STATED GOAL: Update the items below by replacing every "data-point" with "marker" and leaving everything else unchanged.

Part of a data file
>> start
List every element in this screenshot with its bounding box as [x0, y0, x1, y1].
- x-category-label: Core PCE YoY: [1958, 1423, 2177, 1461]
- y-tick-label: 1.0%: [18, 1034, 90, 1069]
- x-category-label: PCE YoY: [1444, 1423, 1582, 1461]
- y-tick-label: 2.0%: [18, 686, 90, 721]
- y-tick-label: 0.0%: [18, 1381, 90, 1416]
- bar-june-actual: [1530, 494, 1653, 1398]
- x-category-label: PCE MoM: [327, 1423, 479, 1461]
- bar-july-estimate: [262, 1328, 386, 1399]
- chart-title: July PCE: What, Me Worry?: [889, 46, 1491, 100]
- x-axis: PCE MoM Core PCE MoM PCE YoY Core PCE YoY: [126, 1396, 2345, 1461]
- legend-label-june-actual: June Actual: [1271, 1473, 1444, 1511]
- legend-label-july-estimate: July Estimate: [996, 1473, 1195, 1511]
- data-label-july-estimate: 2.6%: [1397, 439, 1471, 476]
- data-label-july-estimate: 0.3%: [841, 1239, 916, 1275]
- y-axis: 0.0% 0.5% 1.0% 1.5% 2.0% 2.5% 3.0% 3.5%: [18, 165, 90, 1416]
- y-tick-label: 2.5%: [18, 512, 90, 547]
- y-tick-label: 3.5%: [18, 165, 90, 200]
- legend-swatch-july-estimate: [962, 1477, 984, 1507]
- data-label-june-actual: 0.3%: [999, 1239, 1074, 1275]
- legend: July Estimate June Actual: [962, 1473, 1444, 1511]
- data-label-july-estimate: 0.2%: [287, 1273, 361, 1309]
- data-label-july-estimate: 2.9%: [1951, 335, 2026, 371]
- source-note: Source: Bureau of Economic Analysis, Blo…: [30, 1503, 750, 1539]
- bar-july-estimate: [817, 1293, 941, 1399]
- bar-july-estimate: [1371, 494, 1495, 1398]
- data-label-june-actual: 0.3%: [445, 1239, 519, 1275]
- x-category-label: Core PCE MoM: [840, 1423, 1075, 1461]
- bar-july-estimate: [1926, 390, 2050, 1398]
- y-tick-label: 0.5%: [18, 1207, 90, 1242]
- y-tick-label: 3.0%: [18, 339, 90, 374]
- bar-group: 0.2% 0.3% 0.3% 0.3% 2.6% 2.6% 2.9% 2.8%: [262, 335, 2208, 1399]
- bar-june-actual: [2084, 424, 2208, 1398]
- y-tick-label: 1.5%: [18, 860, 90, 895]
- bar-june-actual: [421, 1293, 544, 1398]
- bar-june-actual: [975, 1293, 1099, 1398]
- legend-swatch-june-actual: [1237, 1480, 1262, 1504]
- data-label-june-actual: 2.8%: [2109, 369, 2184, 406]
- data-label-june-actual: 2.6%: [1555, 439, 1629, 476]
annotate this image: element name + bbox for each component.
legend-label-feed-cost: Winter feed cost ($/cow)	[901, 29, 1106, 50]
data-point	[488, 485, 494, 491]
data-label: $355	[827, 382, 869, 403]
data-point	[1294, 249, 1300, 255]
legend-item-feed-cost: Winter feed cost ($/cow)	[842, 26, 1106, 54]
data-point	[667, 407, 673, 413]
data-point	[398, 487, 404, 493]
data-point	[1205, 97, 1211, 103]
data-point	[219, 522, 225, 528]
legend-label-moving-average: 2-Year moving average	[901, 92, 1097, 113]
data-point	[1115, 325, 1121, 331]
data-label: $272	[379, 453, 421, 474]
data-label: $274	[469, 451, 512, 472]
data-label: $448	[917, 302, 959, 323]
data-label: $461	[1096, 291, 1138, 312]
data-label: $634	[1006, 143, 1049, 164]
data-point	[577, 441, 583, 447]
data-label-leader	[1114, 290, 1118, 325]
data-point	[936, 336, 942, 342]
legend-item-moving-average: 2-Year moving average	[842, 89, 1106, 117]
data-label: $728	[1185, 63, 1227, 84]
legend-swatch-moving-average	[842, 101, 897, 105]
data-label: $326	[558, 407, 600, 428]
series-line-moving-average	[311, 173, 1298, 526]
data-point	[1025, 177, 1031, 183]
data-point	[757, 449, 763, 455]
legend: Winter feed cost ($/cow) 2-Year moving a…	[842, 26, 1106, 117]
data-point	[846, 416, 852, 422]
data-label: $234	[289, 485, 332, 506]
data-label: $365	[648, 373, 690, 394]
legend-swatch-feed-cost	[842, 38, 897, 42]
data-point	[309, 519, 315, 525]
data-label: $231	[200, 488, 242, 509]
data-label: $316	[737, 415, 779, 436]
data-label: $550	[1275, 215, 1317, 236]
>> end
ANSWER:
List every element in this screenshot with its bounding box as [x0, y0, x1, y1].
- x-category-label: Core PCE YoY: [1958, 1423, 2177, 1461]
- y-tick-label: 1.0%: [18, 1034, 90, 1069]
- x-category-label: PCE YoY: [1444, 1423, 1582, 1461]
- y-tick-label: 2.0%: [18, 686, 90, 721]
- y-tick-label: 0.0%: [18, 1381, 90, 1416]
- bar-june-actual: [1530, 494, 1653, 1398]
- x-category-label: PCE MoM: [327, 1423, 479, 1461]
- bar-july-estimate: [262, 1328, 386, 1399]
- chart-title: July PCE: What, Me Worry?: [889, 46, 1491, 100]
- x-axis: PCE MoM Core PCE MoM PCE YoY Core PCE YoY: [126, 1396, 2345, 1461]
- legend-label-june-actual: June Actual: [1271, 1473, 1444, 1511]
- legend-label-july-estimate: July Estimate: [996, 1473, 1195, 1511]
- data-label-july-estimate: 2.6%: [1397, 439, 1471, 476]
- data-label-july-estimate: 0.3%: [841, 1239, 916, 1275]
- y-axis: 0.0% 0.5% 1.0% 1.5% 2.0% 2.5% 3.0% 3.5%: [18, 165, 90, 1416]
- y-tick-label: 2.5%: [18, 512, 90, 547]
- y-tick-label: 3.5%: [18, 165, 90, 200]
- legend-swatch-july-estimate: [962, 1477, 984, 1507]
- data-label-june-actual: 0.3%: [999, 1239, 1074, 1275]
- legend: July Estimate June Actual: [962, 1473, 1444, 1511]
- data-label-july-estimate: 0.2%: [287, 1273, 361, 1309]
- data-label-july-estimate: 2.9%: [1951, 335, 2026, 371]
- source-note: Source: Bureau of Economic Analysis, Blo…: [30, 1503, 750, 1539]
- bar-july-estimate: [817, 1293, 941, 1399]
- bar-july-estimate: [1371, 494, 1495, 1398]
- data-label-june-actual: 0.3%: [445, 1239, 519, 1275]
- x-category-label: Core PCE MoM: [840, 1423, 1075, 1461]
- bar-july-estimate: [1926, 390, 2050, 1398]
- y-tick-label: 0.5%: [18, 1207, 90, 1242]
- y-tick-label: 3.0%: [18, 339, 90, 374]
- bar-group: 0.2% 0.3% 0.3% 0.3% 2.6% 2.6% 2.9% 2.8%: [262, 335, 2208, 1399]
- bar-june-actual: [2084, 424, 2208, 1398]
- y-tick-label: 1.5%: [18, 860, 90, 895]
- bar-june-actual: [421, 1293, 544, 1398]
- bar-june-actual: [975, 1293, 1099, 1398]
- legend-swatch-june-actual: [1237, 1480, 1262, 1504]
- data-label-june-actual: 2.8%: [2109, 369, 2184, 406]
- data-label-june-actual: 2.6%: [1555, 439, 1629, 476]
annotate this image: element name + bbox for each component.
legend-label-feed-cost: Winter feed cost ($/cow)	[901, 29, 1106, 50]
marker	[488, 485, 494, 491]
data-label: $355	[827, 382, 869, 403]
marker	[1294, 249, 1300, 255]
legend-item-feed-cost: Winter feed cost ($/cow)	[842, 26, 1106, 54]
marker	[667, 407, 673, 413]
marker	[398, 487, 404, 493]
marker	[1205, 97, 1211, 103]
marker	[219, 522, 225, 528]
legend-label-moving-average: 2-Year moving average	[901, 92, 1097, 113]
marker	[1115, 325, 1121, 331]
data-label: $272	[379, 453, 421, 474]
data-label: $274	[469, 451, 512, 472]
data-label: $448	[917, 302, 959, 323]
data-label: $461	[1096, 291, 1138, 312]
data-label: $634	[1006, 143, 1049, 164]
marker	[577, 441, 583, 447]
data-label-leader	[1114, 290, 1118, 325]
marker	[936, 336, 942, 342]
legend-item-moving-average: 2-Year moving average	[842, 89, 1106, 117]
data-label: $728	[1185, 63, 1227, 84]
legend-swatch-moving-average	[842, 101, 897, 105]
data-label: $326	[558, 407, 600, 428]
series-line-moving-average	[311, 173, 1298, 526]
marker	[1025, 177, 1031, 183]
marker	[757, 449, 763, 455]
legend: Winter feed cost ($/cow) 2-Year moving a…	[842, 26, 1106, 117]
marker	[846, 416, 852, 422]
data-label: $234	[289, 485, 332, 506]
data-label: $365	[648, 373, 690, 394]
legend-swatch-feed-cost	[842, 38, 897, 42]
marker	[309, 519, 315, 525]
data-label: $231	[200, 488, 242, 509]
data-label: $316	[737, 415, 779, 436]
data-label: $550	[1275, 215, 1317, 236]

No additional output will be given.